▶ _PROBLEM STATEMENT_:
From the material below, list every line containing "content".
***** DATA FOR THIS TASK *****
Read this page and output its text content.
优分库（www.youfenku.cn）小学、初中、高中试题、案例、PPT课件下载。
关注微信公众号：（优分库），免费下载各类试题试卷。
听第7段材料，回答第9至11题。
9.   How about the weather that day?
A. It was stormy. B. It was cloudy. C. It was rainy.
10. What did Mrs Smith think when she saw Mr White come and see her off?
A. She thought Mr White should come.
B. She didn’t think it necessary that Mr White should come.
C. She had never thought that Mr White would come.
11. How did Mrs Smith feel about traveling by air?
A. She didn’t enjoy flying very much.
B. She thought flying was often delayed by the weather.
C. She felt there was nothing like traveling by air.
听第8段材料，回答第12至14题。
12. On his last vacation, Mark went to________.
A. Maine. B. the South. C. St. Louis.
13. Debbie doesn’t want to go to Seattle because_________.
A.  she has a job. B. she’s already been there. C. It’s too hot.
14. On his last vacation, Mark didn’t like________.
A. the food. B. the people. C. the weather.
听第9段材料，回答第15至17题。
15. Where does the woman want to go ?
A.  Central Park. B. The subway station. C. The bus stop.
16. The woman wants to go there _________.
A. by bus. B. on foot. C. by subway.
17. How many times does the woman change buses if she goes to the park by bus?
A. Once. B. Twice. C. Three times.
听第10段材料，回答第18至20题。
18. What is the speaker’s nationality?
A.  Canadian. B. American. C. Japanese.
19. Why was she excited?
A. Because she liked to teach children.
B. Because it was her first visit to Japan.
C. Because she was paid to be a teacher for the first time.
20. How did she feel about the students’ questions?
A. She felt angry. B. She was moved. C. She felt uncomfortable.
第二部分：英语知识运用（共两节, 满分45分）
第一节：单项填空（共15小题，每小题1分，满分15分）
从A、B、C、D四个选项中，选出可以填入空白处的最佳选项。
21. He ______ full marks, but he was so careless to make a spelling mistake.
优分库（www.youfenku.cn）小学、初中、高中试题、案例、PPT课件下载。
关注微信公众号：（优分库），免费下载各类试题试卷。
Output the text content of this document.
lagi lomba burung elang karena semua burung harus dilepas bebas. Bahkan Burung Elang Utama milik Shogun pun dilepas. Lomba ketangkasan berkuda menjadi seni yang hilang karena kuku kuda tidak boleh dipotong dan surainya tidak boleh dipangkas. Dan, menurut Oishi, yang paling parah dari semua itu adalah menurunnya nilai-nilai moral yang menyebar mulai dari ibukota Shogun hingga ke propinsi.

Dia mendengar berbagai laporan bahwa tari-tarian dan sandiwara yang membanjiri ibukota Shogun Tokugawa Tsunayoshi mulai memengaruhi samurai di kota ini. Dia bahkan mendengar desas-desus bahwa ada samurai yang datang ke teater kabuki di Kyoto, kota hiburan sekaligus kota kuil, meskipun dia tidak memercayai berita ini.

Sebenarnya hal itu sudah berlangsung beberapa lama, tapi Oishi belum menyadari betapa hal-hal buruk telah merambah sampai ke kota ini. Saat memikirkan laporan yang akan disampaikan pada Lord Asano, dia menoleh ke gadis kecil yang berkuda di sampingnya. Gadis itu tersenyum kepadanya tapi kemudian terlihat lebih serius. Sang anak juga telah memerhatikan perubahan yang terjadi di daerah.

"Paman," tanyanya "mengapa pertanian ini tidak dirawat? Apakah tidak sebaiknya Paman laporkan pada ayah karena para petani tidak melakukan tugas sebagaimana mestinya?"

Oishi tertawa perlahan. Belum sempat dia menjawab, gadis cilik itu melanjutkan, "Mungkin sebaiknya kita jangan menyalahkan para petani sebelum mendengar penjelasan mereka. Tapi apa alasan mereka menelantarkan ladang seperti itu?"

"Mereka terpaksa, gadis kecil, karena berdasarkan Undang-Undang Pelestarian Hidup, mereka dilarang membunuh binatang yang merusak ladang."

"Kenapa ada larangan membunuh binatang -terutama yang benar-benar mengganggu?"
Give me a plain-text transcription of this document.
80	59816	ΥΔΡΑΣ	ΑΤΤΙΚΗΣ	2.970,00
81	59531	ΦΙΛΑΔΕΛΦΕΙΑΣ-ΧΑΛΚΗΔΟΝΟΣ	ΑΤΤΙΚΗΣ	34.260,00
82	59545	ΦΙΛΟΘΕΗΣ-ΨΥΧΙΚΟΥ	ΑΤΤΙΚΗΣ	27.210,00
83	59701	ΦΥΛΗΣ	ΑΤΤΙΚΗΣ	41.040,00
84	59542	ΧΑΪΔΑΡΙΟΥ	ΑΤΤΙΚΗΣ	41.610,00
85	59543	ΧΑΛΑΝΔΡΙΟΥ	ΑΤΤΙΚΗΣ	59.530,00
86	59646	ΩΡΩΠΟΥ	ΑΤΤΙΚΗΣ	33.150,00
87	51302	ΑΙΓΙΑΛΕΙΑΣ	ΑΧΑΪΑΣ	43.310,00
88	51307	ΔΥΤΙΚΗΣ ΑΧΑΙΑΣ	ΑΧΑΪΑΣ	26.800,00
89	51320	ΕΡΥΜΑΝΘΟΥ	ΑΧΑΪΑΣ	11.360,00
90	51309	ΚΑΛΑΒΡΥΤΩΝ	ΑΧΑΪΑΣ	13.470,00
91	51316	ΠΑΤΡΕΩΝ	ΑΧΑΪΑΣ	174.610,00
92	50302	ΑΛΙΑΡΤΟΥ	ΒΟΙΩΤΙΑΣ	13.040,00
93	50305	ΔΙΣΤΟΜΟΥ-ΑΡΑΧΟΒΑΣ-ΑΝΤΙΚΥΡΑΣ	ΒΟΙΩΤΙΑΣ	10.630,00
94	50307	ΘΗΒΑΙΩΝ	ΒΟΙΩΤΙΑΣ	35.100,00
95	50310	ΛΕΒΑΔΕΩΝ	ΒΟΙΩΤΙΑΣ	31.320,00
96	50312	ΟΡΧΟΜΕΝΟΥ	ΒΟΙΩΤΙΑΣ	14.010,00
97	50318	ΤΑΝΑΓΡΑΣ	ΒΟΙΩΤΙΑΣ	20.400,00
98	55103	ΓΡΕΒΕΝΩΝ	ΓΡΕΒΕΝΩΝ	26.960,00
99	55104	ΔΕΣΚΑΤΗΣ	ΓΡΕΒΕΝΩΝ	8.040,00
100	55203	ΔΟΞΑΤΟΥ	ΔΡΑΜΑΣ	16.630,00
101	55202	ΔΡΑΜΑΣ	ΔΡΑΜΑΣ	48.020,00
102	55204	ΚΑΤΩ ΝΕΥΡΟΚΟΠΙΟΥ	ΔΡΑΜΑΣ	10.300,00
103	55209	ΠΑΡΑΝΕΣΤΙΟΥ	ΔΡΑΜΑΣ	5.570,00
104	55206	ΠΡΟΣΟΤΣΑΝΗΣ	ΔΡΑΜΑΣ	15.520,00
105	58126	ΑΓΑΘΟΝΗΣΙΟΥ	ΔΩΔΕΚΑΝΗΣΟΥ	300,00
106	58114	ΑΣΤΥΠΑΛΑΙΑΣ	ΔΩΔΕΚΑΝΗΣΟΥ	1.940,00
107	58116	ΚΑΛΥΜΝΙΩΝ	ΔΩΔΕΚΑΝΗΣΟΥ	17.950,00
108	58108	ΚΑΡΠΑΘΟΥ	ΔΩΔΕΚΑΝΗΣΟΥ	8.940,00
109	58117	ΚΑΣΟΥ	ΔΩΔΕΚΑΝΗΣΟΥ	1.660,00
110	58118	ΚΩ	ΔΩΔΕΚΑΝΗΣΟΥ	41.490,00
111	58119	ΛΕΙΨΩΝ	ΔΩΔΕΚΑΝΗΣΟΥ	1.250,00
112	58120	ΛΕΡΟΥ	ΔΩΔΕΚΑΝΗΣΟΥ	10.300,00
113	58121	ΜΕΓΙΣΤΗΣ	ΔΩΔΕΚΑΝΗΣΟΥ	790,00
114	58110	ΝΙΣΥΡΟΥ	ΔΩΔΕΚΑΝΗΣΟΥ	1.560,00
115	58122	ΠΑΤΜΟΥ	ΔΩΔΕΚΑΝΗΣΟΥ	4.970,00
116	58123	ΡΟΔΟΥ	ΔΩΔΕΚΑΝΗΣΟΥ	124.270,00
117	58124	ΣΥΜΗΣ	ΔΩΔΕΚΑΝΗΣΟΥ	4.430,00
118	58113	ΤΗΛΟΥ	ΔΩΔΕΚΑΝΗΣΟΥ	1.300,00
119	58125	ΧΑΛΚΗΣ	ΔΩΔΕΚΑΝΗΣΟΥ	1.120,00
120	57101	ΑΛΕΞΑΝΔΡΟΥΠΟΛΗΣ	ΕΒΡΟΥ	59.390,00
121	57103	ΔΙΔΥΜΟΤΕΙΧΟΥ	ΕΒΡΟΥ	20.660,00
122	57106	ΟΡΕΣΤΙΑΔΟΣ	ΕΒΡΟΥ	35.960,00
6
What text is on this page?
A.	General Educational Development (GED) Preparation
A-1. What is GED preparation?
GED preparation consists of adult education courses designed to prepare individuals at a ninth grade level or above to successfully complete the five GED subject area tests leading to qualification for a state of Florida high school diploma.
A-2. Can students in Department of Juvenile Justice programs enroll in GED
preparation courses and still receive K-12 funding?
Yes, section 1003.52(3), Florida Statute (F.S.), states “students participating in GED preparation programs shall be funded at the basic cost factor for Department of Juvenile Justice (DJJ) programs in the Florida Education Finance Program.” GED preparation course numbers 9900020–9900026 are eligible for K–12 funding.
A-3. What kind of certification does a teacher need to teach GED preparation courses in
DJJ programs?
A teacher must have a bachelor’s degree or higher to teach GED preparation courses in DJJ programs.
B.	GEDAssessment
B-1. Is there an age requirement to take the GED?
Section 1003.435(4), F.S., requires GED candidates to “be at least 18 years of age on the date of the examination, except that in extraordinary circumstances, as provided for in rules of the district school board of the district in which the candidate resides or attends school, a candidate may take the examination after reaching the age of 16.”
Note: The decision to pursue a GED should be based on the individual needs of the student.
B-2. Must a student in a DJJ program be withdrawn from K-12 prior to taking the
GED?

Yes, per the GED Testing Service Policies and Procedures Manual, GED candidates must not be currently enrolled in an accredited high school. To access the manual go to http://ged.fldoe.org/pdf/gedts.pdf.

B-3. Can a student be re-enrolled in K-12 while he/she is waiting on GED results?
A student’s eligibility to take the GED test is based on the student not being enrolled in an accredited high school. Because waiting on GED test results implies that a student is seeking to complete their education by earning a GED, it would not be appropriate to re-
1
*****
▶ _THE RESULT_:
Read this page and output its text content.
Output the text content of this document.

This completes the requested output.